_PROBLEM DESCRIPTION_
Retype all of the data below word for word, line by line, and leave the pictures out.

(Image region annotations)
════

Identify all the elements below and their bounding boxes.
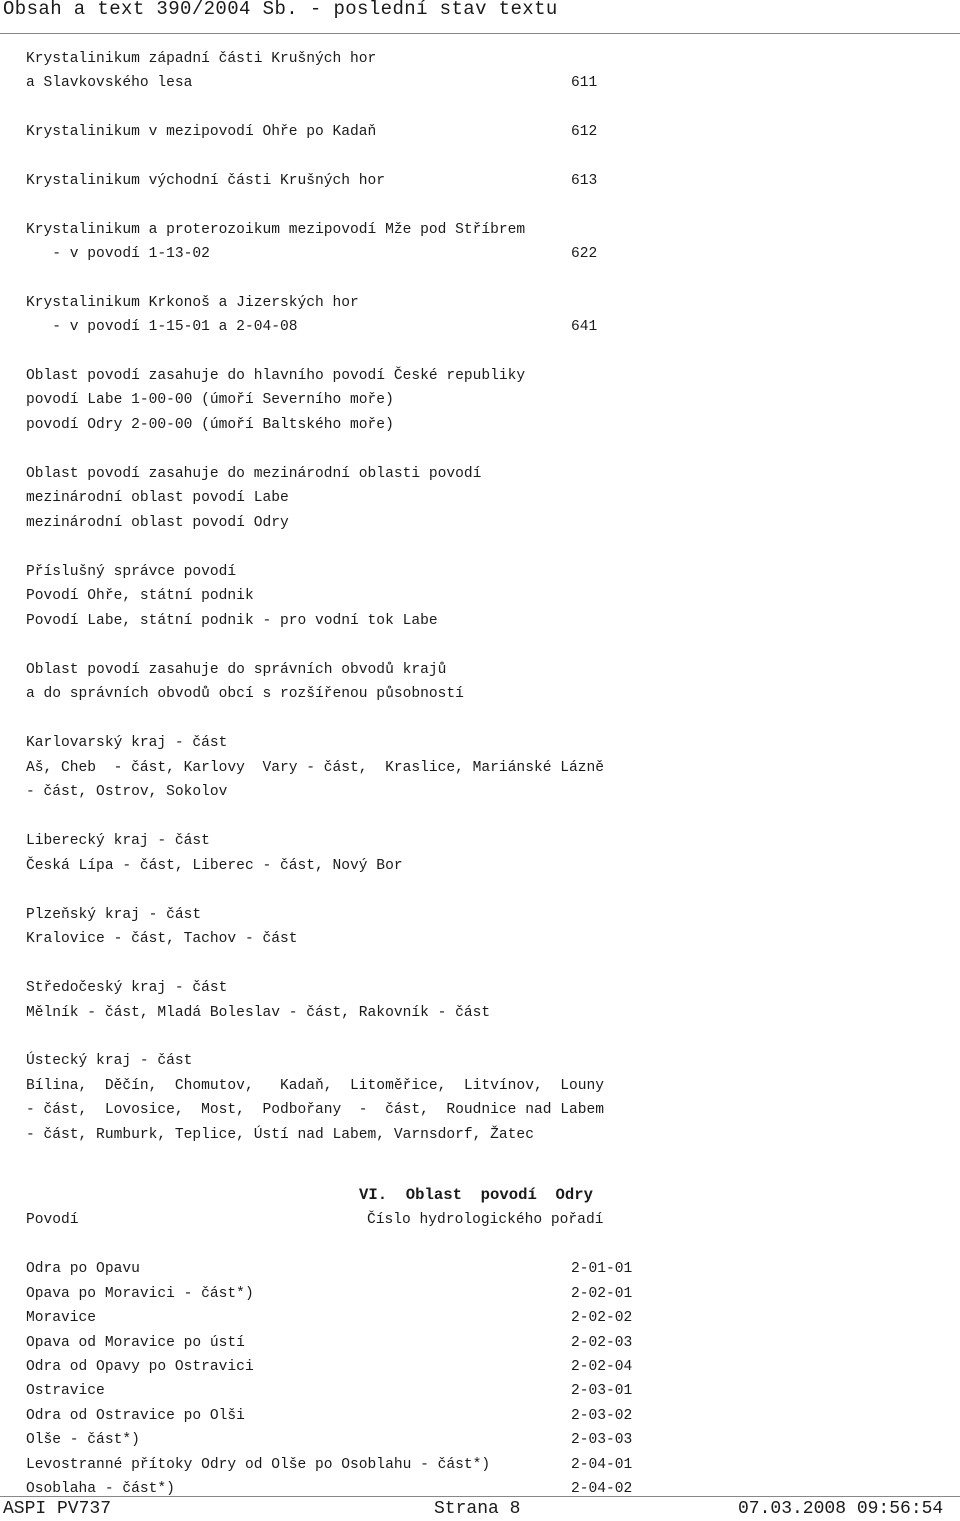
basin-code: 2-02-04: [571, 1359, 633, 1375]
entry-line: - v povodí 1-15-01 a 2-04-08: [26, 319, 298, 335]
region-heading: Plzeňský kraj - část: [26, 907, 202, 923]
column-header-cislo: Číslo hydrologického pořadí: [367, 1212, 604, 1228]
basin-name: Opava od Moravice po ústí: [26, 1335, 245, 1351]
footer-page-number: Strana 8: [434, 1499, 521, 1519]
region-line: Bílina, Děčín, Chomutov, Kadaň, Litoměřice, Litvínov, Louny: [26, 1078, 605, 1094]
basin-name: Odra od Ostravice po Olši: [26, 1408, 245, 1424]
basin-code: 2-04-02: [571, 1481, 633, 1497]
basin-code: 2-02-01: [571, 1286, 633, 1302]
region-line: - část, Lovosice, Most, Podbořany - část, Roudnice nad Labem: [26, 1102, 605, 1118]
region-heading: Středočeský kraj - část: [26, 980, 228, 996]
entry-line: Krystalinikum východní části Krušných hor: [26, 173, 386, 189]
footer-document-id: ASPI PV737: [3, 1499, 112, 1519]
section-heading: Oblast povodí zasahuje do hlavního povodí České republiky: [26, 368, 526, 384]
entry-number: 611: [571, 75, 598, 91]
entry-line: Krystalinikum Krkonoš a Jizerských hor: [26, 295, 359, 311]
basin-code: 2-03-01: [571, 1383, 633, 1399]
section-line: Povodí Ohře, státní podnik: [26, 588, 254, 604]
basin-code: 2-03-03: [571, 1432, 633, 1448]
basin-name: Olše - část*): [26, 1432, 140, 1448]
region-heading: Karlovarský kraj - část: [26, 735, 228, 751]
entry-line: Krystalinikum západní části Krušných hor: [26, 51, 377, 67]
section-line: mezinárodní oblast povodí Odry: [26, 515, 289, 531]
page-footer: [0, 1496, 960, 1521]
region-line: Kralovice - část, Tachov - část: [26, 931, 298, 947]
region-heading: Ústecký kraj - část: [26, 1053, 193, 1069]
section-line: a do správních obvodů obcí s rozšířenou působností: [26, 686, 464, 702]
section-line: povodí Odry 2-00-00 (úmoří Baltského moře): [26, 417, 394, 433]
region-line: - část, Rumburk, Teplice, Ústí nad Labem, Varnsdorf, Žatec: [26, 1127, 534, 1143]
entry-number: 622: [571, 246, 598, 262]
section-heading: Příslušný správce povodí: [26, 564, 237, 580]
footer-timestamp: 07.03.2008 09:56:54: [738, 1499, 944, 1519]
region-line: Česká Lípa - část, Liberec - část, Nový Bor: [26, 858, 403, 874]
entry-line: - v povodí 1-13-02: [26, 246, 210, 262]
page-title: Obsah a text 390/2004 Sb. - poslední stav textu: [3, 0, 558, 20]
basin-code: 2-03-02: [571, 1408, 633, 1424]
basin-name: Osoblaha - část*): [26, 1481, 175, 1497]
basin-code: 2-02-02: [571, 1310, 633, 1326]
entry-line: Krystalinikum a proterozoikum mezipovodí Mže pod Stříbrem: [26, 222, 526, 238]
basin-code: 2-01-01: [571, 1261, 633, 1277]
oblast-title: VI. Oblast povodí Odry: [359, 1186, 593, 1204]
basin-code: 2-02-03: [571, 1335, 633, 1351]
region-line: - část, Ostrov, Sokolov: [26, 784, 228, 800]
page-header: [0, 0, 960, 34]
entry-number: 612: [571, 124, 598, 140]
entry-line: a Slavkovského lesa: [26, 75, 193, 91]
basin-name: Ostravice: [26, 1383, 105, 1399]
section-line: mezinárodní oblast povodí Labe: [26, 490, 289, 506]
entry-line: Krystalinikum v mezipovodí Ohře po Kadaň: [26, 124, 377, 140]
basin-name: Levostranné přítoky Odry od Olše po Osoblahu - část*): [26, 1457, 491, 1473]
basin-name: Moravice: [26, 1310, 97, 1326]
basin-code: 2-04-01: [571, 1457, 633, 1473]
basin-name: Opava po Moravici - část*): [26, 1286, 254, 1302]
entry-number: 641: [571, 319, 598, 335]
entry-number: 613: [571, 173, 598, 189]
section-line: povodí Labe 1-00-00 (úmoří Severního moře): [26, 392, 394, 408]
column-header-povodi: Povodí: [26, 1212, 79, 1228]
section-line: Povodí Labe, státní podnik - pro vodní tok Labe: [26, 613, 438, 629]
section-heading: Oblast povodí zasahuje do mezinárodní oblasti povodí: [26, 466, 482, 482]
section-heading: Oblast povodí zasahuje do správních obvodů krajů: [26, 662, 447, 678]
basin-name: Odra po Opavu: [26, 1261, 140, 1277]
region-line: Aš, Cheb - část, Karlovy Vary - část, Kraslice, Mariánské Lázně: [26, 760, 605, 776]
basin-name: Odra od Opavy po Ostravici: [26, 1359, 254, 1375]
region-heading: Liberecký kraj - část: [26, 833, 210, 849]
region-line: Mělník - část, Mladá Boleslav - část, Rakovník - část: [26, 1005, 491, 1021]
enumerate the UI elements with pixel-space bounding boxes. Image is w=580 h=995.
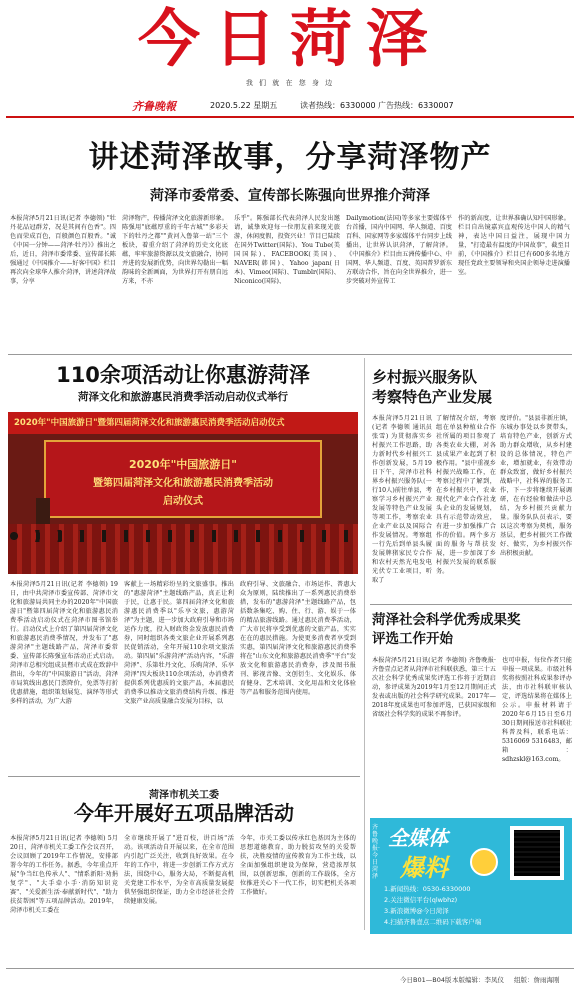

════

_EXERCISE ANSWER_
Identify all the elements below and their bounding boxes.
basin-code: 2-02-04: [571, 1359, 633, 1375]
entry-line: - v povodí 1-15-01 a 2-04-08: [26, 319, 298, 335]
region-heading: Plzeňský kraj - část: [26, 907, 202, 923]
column-header-cislo: Číslo hydrologického pořadí: [367, 1212, 604, 1228]
basin-name: Opava od Moravice po ústí: [26, 1335, 245, 1351]
footer-page-number: Strana 8: [434, 1499, 521, 1519]
region-line: Bílina, Děčín, Chomutov, Kadaň, Litoměřice, Litvínov, Louny: [26, 1078, 605, 1094]
basin-name: Odra od Ostravice po Olši: [26, 1408, 245, 1424]
basin-code: 2-04-02: [571, 1481, 633, 1497]
basin-code: 2-02-01: [571, 1286, 633, 1302]
region-line: - část, Lovosice, Most, Podbořany - část, Roudnice nad Labem: [26, 1102, 605, 1118]
region-heading: Středočeský kraj - část: [26, 980, 228, 996]
entry-line: Krystalinikum východní části Krušných hor: [26, 173, 386, 189]
footer-document-id: ASPI PV737: [3, 1499, 112, 1519]
section-heading: Oblast povodí zasahuje do hlavního povodí České republiky: [26, 368, 526, 384]
entry-number: 611: [571, 75, 598, 91]
entry-line: Krystalinikum Krkonoš a Jizerských hor: [26, 295, 359, 311]
basin-code: 2-03-01: [571, 1383, 633, 1399]
section-line: Povodí Ohře, státní podnik: [26, 588, 254, 604]
basin-code: 2-03-03: [571, 1432, 633, 1448]
basin-name: Olše - část*): [26, 1432, 140, 1448]
region-heading: Karlovarský kraj - část: [26, 735, 228, 751]
entry-line: Krystalinikum západní části Krušných hor: [26, 51, 377, 67]
section-line: mezinárodní oblast povodí Odry: [26, 515, 289, 531]
page-footer: [0, 1496, 960, 1521]
region-line: Kralovice - část, Tachov - část: [26, 931, 298, 947]
region-heading: Ústecký kraj - část: [26, 1053, 193, 1069]
section-line: a do správních obvodů obcí s rozšířenou působností: [26, 686, 464, 702]
section-line: povodí Odry 2-00-00 (úmoří Baltského moře): [26, 417, 394, 433]
region-line: - část, Rumburk, Teplice, Ústí nad Labem, Varnsdorf, Žatec: [26, 1127, 534, 1143]
entry-number: 622: [571, 246, 598, 262]
section-heading: Příslušný správce povodí: [26, 564, 237, 580]
footer-timestamp: 07.03.2008 09:56:54: [738, 1499, 944, 1519]
region-line: Česká Lípa - část, Liberec - část, Nový Bor: [26, 858, 403, 874]
entry-line: - v povodí 1-13-02: [26, 246, 210, 262]
page-title: Obsah a text 390/2004 Sb. - poslední stav textu: [3, 0, 558, 20]
basin-code: 2-03-02: [571, 1408, 633, 1424]
basin-name: Osoblaha - část*): [26, 1481, 175, 1497]
basin-code: 2-02-02: [571, 1310, 633, 1326]
entry-line: Krystalinikum a proterozoikum mezipovodí Mže pod Stříbrem: [26, 222, 526, 238]
basin-code: 2-01-01: [571, 1261, 633, 1277]
oblast-title: VI. Oblast povodí Odry: [359, 1186, 593, 1204]
basin-code: 2-02-03: [571, 1335, 633, 1351]
region-line: - část, Ostrov, Sokolov: [26, 784, 228, 800]
page-header: [0, 0, 960, 34]
entry-number: 612: [571, 124, 598, 140]
entry-line: a Slavkovského lesa: [26, 75, 193, 91]
basin-name: Ostravice: [26, 1383, 105, 1399]
section-line: mezinárodní oblast povodí Labe: [26, 490, 289, 506]
entry-line: Krystalinikum v mezipovodí Ohře po Kadaň: [26, 124, 377, 140]
basin-name: Levostranné přítoky Odry od Olše po Osoblahu - část*): [26, 1457, 491, 1473]
basin-name: Moravice: [26, 1310, 97, 1326]
basin-code: 2-04-01: [571, 1457, 633, 1473]
basin-name: Opava po Moravici - část*): [26, 1286, 254, 1302]
entry-number: 641: [571, 319, 598, 335]
entry-number: 613: [571, 173, 598, 189]
section-line: povodí Labe 1-00-00 (úmoří Severního moře): [26, 392, 394, 408]
column-header-povodi: Povodí: [26, 1212, 79, 1228]
section-line: Povodí Labe, státní podnik - pro vodní tok Labe: [26, 613, 438, 629]
section-heading: Oblast povodí zasahuje do mezinárodní oblasti povodí: [26, 466, 482, 482]
section-heading: Oblast povodí zasahuje do správních obvodů krajů: [26, 662, 447, 678]
basin-name: Odra po Opavu: [26, 1261, 140, 1277]
region-line: Aš, Cheb - část, Karlovy Vary - část, Kraslice, Mariánské Lázně: [26, 760, 605, 776]
basin-name: Odra od Opavy po Ostravici: [26, 1359, 254, 1375]
region-heading: Liberecký kraj - část: [26, 833, 210, 849]
region-line: Mělník - část, Mladá Boleslav - část, Rakovník - část: [26, 1005, 491, 1021]
enumerate the UI elements with pixel-space bounding boxes. Image is w=580 h=995.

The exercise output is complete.